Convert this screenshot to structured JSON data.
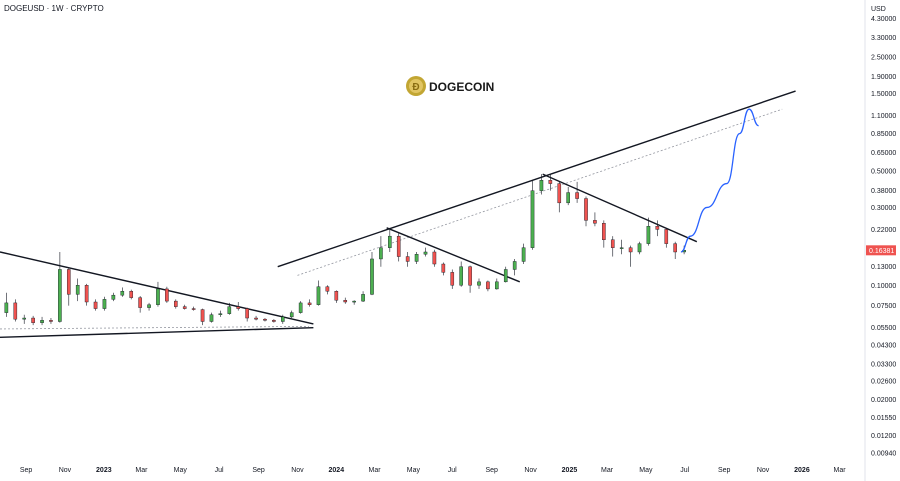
{
  "header": {
    "symbol_line": "DOGEUSD · 1W · CRYPTO"
  },
  "currency": "USD",
  "logo": {
    "text": "DOGECOIN",
    "icon": "dogecoin-coin-icon"
  },
  "colors": {
    "up": "#26a69a",
    "up_fill": "#4caf50",
    "down": "#ef5350",
    "price_tag": "#ef5350",
    "trendline": "#131722",
    "projection": "#2962ff"
  },
  "chart_data": {
    "type": "candlestick",
    "title": "",
    "scale": "log",
    "y_tick_labels": [
      "4.30000",
      "3.30000",
      "2.50000",
      "1.90000",
      "1.50000",
      "1.10000",
      "0.85000",
      "0.65000",
      "0.50000",
      "0.38000",
      "0.30000",
      "0.22000",
      "0.16381",
      "0.13000",
      "0.10000",
      "0.07500",
      "0.05500",
      "0.04300",
      "0.03300",
      "0.02600",
      "0.02000",
      "0.01550",
      "0.01200",
      "0.00940"
    ],
    "y_ticks": [
      4.3,
      3.3,
      2.5,
      1.9,
      1.5,
      1.1,
      0.85,
      0.65,
      0.5,
      0.38,
      0.3,
      0.22,
      0.13,
      0.1,
      0.075,
      0.055,
      0.043,
      0.033,
      0.026,
      0.02,
      0.0155,
      0.012,
      0.0094
    ],
    "last_price": 0.16381,
    "last_price_label": "0.16381",
    "x_labels": [
      {
        "label": "Sep",
        "date": "2022-09-01"
      },
      {
        "label": "Nov",
        "date": "2022-11-01"
      },
      {
        "label": "2023",
        "date": "2023-01-01",
        "bold": true
      },
      {
        "label": "Mar",
        "date": "2023-03-01"
      },
      {
        "label": "May",
        "date": "2023-05-01"
      },
      {
        "label": "Jul",
        "date": "2023-07-01"
      },
      {
        "label": "Sep",
        "date": "2023-09-01"
      },
      {
        "label": "Nov",
        "date": "2023-11-01"
      },
      {
        "label": "2024",
        "date": "2024-01-01",
        "bold": true
      },
      {
        "label": "Mar",
        "date": "2024-03-01"
      },
      {
        "label": "May",
        "date": "2024-05-01"
      },
      {
        "label": "Jul",
        "date": "2024-07-01"
      },
      {
        "label": "Sep",
        "date": "2024-09-01"
      },
      {
        "label": "Nov",
        "date": "2024-11-01"
      },
      {
        "label": "2025",
        "date": "2025-01-01",
        "bold": true
      },
      {
        "label": "Mar",
        "date": "2025-03-01"
      },
      {
        "label": "May",
        "date": "2025-05-01"
      },
      {
        "label": "Jul",
        "date": "2025-07-01"
      },
      {
        "label": "Sep",
        "date": "2025-09-01"
      },
      {
        "label": "Nov",
        "date": "2025-11-01"
      },
      {
        "label": "2026",
        "date": "2026-01-01",
        "bold": true
      },
      {
        "label": "Mar",
        "date": "2026-03-01"
      }
    ],
    "x_range": [
      "2022-07-22",
      "2026-04-10"
    ],
    "y_range": [
      0.0085,
      5.6
    ],
    "grid": false,
    "candles": [
      {
        "date": "2022-08-01",
        "o": 0.068,
        "h": 0.09,
        "l": 0.064,
        "c": 0.078
      },
      {
        "date": "2022-08-15",
        "o": 0.078,
        "h": 0.082,
        "l": 0.06,
        "c": 0.062
      },
      {
        "date": "2022-08-29",
        "o": 0.062,
        "h": 0.066,
        "l": 0.058,
        "c": 0.063
      },
      {
        "date": "2022-09-12",
        "o": 0.063,
        "h": 0.065,
        "l": 0.057,
        "c": 0.059
      },
      {
        "date": "2022-09-26",
        "o": 0.059,
        "h": 0.064,
        "l": 0.057,
        "c": 0.061
      },
      {
        "date": "2022-10-10",
        "o": 0.061,
        "h": 0.063,
        "l": 0.058,
        "c": 0.06
      },
      {
        "date": "2022-10-24",
        "o": 0.06,
        "h": 0.16,
        "l": 0.059,
        "c": 0.125
      },
      {
        "date": "2022-11-07",
        "o": 0.125,
        "h": 0.128,
        "l": 0.075,
        "c": 0.088
      },
      {
        "date": "2022-11-21",
        "o": 0.088,
        "h": 0.11,
        "l": 0.08,
        "c": 0.1
      },
      {
        "date": "2022-12-05",
        "o": 0.1,
        "h": 0.102,
        "l": 0.075,
        "c": 0.079
      },
      {
        "date": "2022-12-19",
        "o": 0.079,
        "h": 0.082,
        "l": 0.07,
        "c": 0.072
      },
      {
        "date": "2023-01-02",
        "o": 0.072,
        "h": 0.085,
        "l": 0.07,
        "c": 0.082
      },
      {
        "date": "2023-01-16",
        "o": 0.082,
        "h": 0.09,
        "l": 0.08,
        "c": 0.087
      },
      {
        "date": "2023-01-30",
        "o": 0.087,
        "h": 0.097,
        "l": 0.085,
        "c": 0.092
      },
      {
        "date": "2023-02-13",
        "o": 0.092,
        "h": 0.094,
        "l": 0.082,
        "c": 0.084
      },
      {
        "date": "2023-02-27",
        "o": 0.084,
        "h": 0.086,
        "l": 0.068,
        "c": 0.073
      },
      {
        "date": "2023-03-13",
        "o": 0.073,
        "h": 0.078,
        "l": 0.07,
        "c": 0.076
      },
      {
        "date": "2023-03-27",
        "o": 0.076,
        "h": 0.105,
        "l": 0.074,
        "c": 0.095
      },
      {
        "date": "2023-04-10",
        "o": 0.095,
        "h": 0.098,
        "l": 0.078,
        "c": 0.08
      },
      {
        "date": "2023-04-24",
        "o": 0.08,
        "h": 0.082,
        "l": 0.072,
        "c": 0.074
      },
      {
        "date": "2023-05-08",
        "o": 0.074,
        "h": 0.076,
        "l": 0.071,
        "c": 0.072
      },
      {
        "date": "2023-05-22",
        "o": 0.072,
        "h": 0.074,
        "l": 0.07,
        "c": 0.071
      },
      {
        "date": "2023-06-05",
        "o": 0.071,
        "h": 0.072,
        "l": 0.057,
        "c": 0.06
      },
      {
        "date": "2023-06-19",
        "o": 0.06,
        "h": 0.068,
        "l": 0.059,
        "c": 0.066
      },
      {
        "date": "2023-07-03",
        "o": 0.066,
        "h": 0.07,
        "l": 0.064,
        "c": 0.067
      },
      {
        "date": "2023-07-17",
        "o": 0.067,
        "h": 0.078,
        "l": 0.066,
        "c": 0.074
      },
      {
        "date": "2023-07-31",
        "o": 0.074,
        "h": 0.079,
        "l": 0.07,
        "c": 0.072
      },
      {
        "date": "2023-08-14",
        "o": 0.072,
        "h": 0.073,
        "l": 0.06,
        "c": 0.063
      },
      {
        "date": "2023-08-28",
        "o": 0.063,
        "h": 0.065,
        "l": 0.061,
        "c": 0.062
      },
      {
        "date": "2023-09-11",
        "o": 0.062,
        "h": 0.063,
        "l": 0.06,
        "c": 0.061
      },
      {
        "date": "2023-09-25",
        "o": 0.061,
        "h": 0.062,
        "l": 0.059,
        "c": 0.06
      },
      {
        "date": "2023-10-09",
        "o": 0.06,
        "h": 0.066,
        "l": 0.058,
        "c": 0.064
      },
      {
        "date": "2023-10-23",
        "o": 0.064,
        "h": 0.07,
        "l": 0.063,
        "c": 0.068
      },
      {
        "date": "2023-11-06",
        "o": 0.068,
        "h": 0.08,
        "l": 0.067,
        "c": 0.078
      },
      {
        "date": "2023-11-20",
        "o": 0.078,
        "h": 0.082,
        "l": 0.074,
        "c": 0.076
      },
      {
        "date": "2023-12-04",
        "o": 0.076,
        "h": 0.107,
        "l": 0.075,
        "c": 0.098
      },
      {
        "date": "2023-12-18",
        "o": 0.098,
        "h": 0.1,
        "l": 0.088,
        "c": 0.092
      },
      {
        "date": "2024-01-01",
        "o": 0.092,
        "h": 0.093,
        "l": 0.078,
        "c": 0.081
      },
      {
        "date": "2024-01-15",
        "o": 0.081,
        "h": 0.084,
        "l": 0.077,
        "c": 0.079
      },
      {
        "date": "2024-01-29",
        "o": 0.079,
        "h": 0.081,
        "l": 0.076,
        "c": 0.08
      },
      {
        "date": "2024-02-12",
        "o": 0.08,
        "h": 0.092,
        "l": 0.079,
        "c": 0.088
      },
      {
        "date": "2024-02-26",
        "o": 0.088,
        "h": 0.16,
        "l": 0.087,
        "c": 0.145
      },
      {
        "date": "2024-03-11",
        "o": 0.145,
        "h": 0.2,
        "l": 0.13,
        "c": 0.17
      },
      {
        "date": "2024-03-25",
        "o": 0.17,
        "h": 0.225,
        "l": 0.16,
        "c": 0.2
      },
      {
        "date": "2024-04-08",
        "o": 0.2,
        "h": 0.21,
        "l": 0.14,
        "c": 0.15
      },
      {
        "date": "2024-04-22",
        "o": 0.15,
        "h": 0.16,
        "l": 0.13,
        "c": 0.14
      },
      {
        "date": "2024-05-06",
        "o": 0.14,
        "h": 0.16,
        "l": 0.135,
        "c": 0.155
      },
      {
        "date": "2024-05-20",
        "o": 0.155,
        "h": 0.17,
        "l": 0.15,
        "c": 0.16
      },
      {
        "date": "2024-06-03",
        "o": 0.16,
        "h": 0.165,
        "l": 0.13,
        "c": 0.135
      },
      {
        "date": "2024-06-17",
        "o": 0.135,
        "h": 0.138,
        "l": 0.115,
        "c": 0.12
      },
      {
        "date": "2024-07-01",
        "o": 0.12,
        "h": 0.125,
        "l": 0.095,
        "c": 0.1
      },
      {
        "date": "2024-07-15",
        "o": 0.1,
        "h": 0.14,
        "l": 0.098,
        "c": 0.13
      },
      {
        "date": "2024-07-29",
        "o": 0.13,
        "h": 0.132,
        "l": 0.09,
        "c": 0.1
      },
      {
        "date": "2024-08-12",
        "o": 0.1,
        "h": 0.11,
        "l": 0.095,
        "c": 0.105
      },
      {
        "date": "2024-08-26",
        "o": 0.105,
        "h": 0.107,
        "l": 0.092,
        "c": 0.095
      },
      {
        "date": "2024-09-09",
        "o": 0.095,
        "h": 0.11,
        "l": 0.094,
        "c": 0.105
      },
      {
        "date": "2024-09-23",
        "o": 0.105,
        "h": 0.13,
        "l": 0.104,
        "c": 0.125
      },
      {
        "date": "2024-10-07",
        "o": 0.125,
        "h": 0.145,
        "l": 0.115,
        "c": 0.14
      },
      {
        "date": "2024-10-21",
        "o": 0.14,
        "h": 0.18,
        "l": 0.135,
        "c": 0.17
      },
      {
        "date": "2024-11-04",
        "o": 0.17,
        "h": 0.44,
        "l": 0.165,
        "c": 0.38
      },
      {
        "date": "2024-11-18",
        "o": 0.38,
        "h": 0.48,
        "l": 0.36,
        "c": 0.44
      },
      {
        "date": "2024-12-02",
        "o": 0.44,
        "h": 0.48,
        "l": 0.38,
        "c": 0.42
      },
      {
        "date": "2024-12-16",
        "o": 0.42,
        "h": 0.43,
        "l": 0.28,
        "c": 0.32
      },
      {
        "date": "2024-12-30",
        "o": 0.32,
        "h": 0.4,
        "l": 0.31,
        "c": 0.37
      },
      {
        "date": "2025-01-13",
        "o": 0.37,
        "h": 0.43,
        "l": 0.32,
        "c": 0.34
      },
      {
        "date": "2025-01-27",
        "o": 0.34,
        "h": 0.35,
        "l": 0.23,
        "c": 0.25
      },
      {
        "date": "2025-02-10",
        "o": 0.25,
        "h": 0.28,
        "l": 0.23,
        "c": 0.24
      },
      {
        "date": "2025-02-24",
        "o": 0.24,
        "h": 0.25,
        "l": 0.17,
        "c": 0.19
      },
      {
        "date": "2025-03-10",
        "o": 0.19,
        "h": 0.2,
        "l": 0.15,
        "c": 0.17
      },
      {
        "date": "2025-03-24",
        "o": 0.17,
        "h": 0.19,
        "l": 0.155,
        "c": 0.17
      },
      {
        "date": "2025-04-07",
        "o": 0.17,
        "h": 0.175,
        "l": 0.13,
        "c": 0.16
      },
      {
        "date": "2025-04-21",
        "o": 0.16,
        "h": 0.185,
        "l": 0.155,
        "c": 0.18
      },
      {
        "date": "2025-05-05",
        "o": 0.18,
        "h": 0.26,
        "l": 0.175,
        "c": 0.23
      },
      {
        "date": "2025-05-19",
        "o": 0.23,
        "h": 0.25,
        "l": 0.2,
        "c": 0.22
      },
      {
        "date": "2025-06-02",
        "o": 0.22,
        "h": 0.225,
        "l": 0.17,
        "c": 0.18
      },
      {
        "date": "2025-06-16",
        "o": 0.18,
        "h": 0.185,
        "l": 0.145,
        "c": 0.16
      },
      {
        "date": "2025-06-30",
        "o": 0.16,
        "h": 0.175,
        "l": 0.155,
        "c": 0.164
      }
    ],
    "annotations": [
      {
        "name": "descending-wedge-upper-trendline",
        "type": "line",
        "from": {
          "date": "2022-07-22",
          "price": 0.16
        },
        "to": {
          "date": "2023-11-26",
          "price": 0.058
        }
      },
      {
        "name": "descending-wedge-lower-trendline",
        "type": "line",
        "from": {
          "date": "2022-07-22",
          "price": 0.048
        },
        "to": {
          "date": "2023-11-26",
          "price": 0.055
        }
      },
      {
        "name": "long-term-ascending-trendline",
        "type": "line",
        "from": {
          "date": "2023-10-01",
          "price": 0.13
        },
        "to": {
          "date": "2025-12-22",
          "price": 1.55
        }
      },
      {
        "name": "ascending-trendline-shadow",
        "type": "line",
        "dashed": true,
        "from": {
          "date": "2023-11-01",
          "price": 0.115
        },
        "to": {
          "date": "2025-12-01",
          "price": 1.2
        }
      },
      {
        "name": "wedge-shadow-trendline",
        "type": "line",
        "dashed": true,
        "from": {
          "date": "2022-07-22",
          "price": 0.054
        },
        "to": {
          "date": "2023-11-19",
          "price": 0.056
        }
      },
      {
        "name": "2024-downtrend-line",
        "type": "line",
        "from": {
          "date": "2024-03-20",
          "price": 0.225
        },
        "to": {
          "date": "2024-10-15",
          "price": 0.105
        }
      },
      {
        "name": "2025-downtrend-line",
        "type": "line",
        "from": {
          "date": "2024-11-20",
          "price": 0.48
        },
        "to": {
          "date": "2025-07-20",
          "price": 0.185
        }
      },
      {
        "name": "projected-price-path",
        "type": "curve",
        "color": "blue",
        "points": [
          {
            "date": "2025-06-25",
            "price": 0.16
          },
          {
            "date": "2025-07-10",
            "price": 0.2
          },
          {
            "date": "2025-08-05",
            "price": 0.3
          },
          {
            "date": "2025-09-05",
            "price": 0.42
          },
          {
            "date": "2025-09-25",
            "price": 0.85
          },
          {
            "date": "2025-10-10",
            "price": 1.2
          },
          {
            "date": "2025-10-25",
            "price": 0.95
          }
        ]
      }
    ]
  }
}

....................

→ **Goal of the exercise**:
Gather all the lines that include the word "name" and copy them out.

→ **Solution to this exercise**:
        "name": "descending-wedge-upper-trendline",
        "name": "descending-wedge-lower-trendline",
        "name": "long-term-ascending-trendline",
        "name": "ascending-trendline-shadow",
        "name": "wedge-shadow-trendline",
        "name": "2024-downtrend-line",
        "name": "2025-downtrend-line",
        "name": "projected-price-path",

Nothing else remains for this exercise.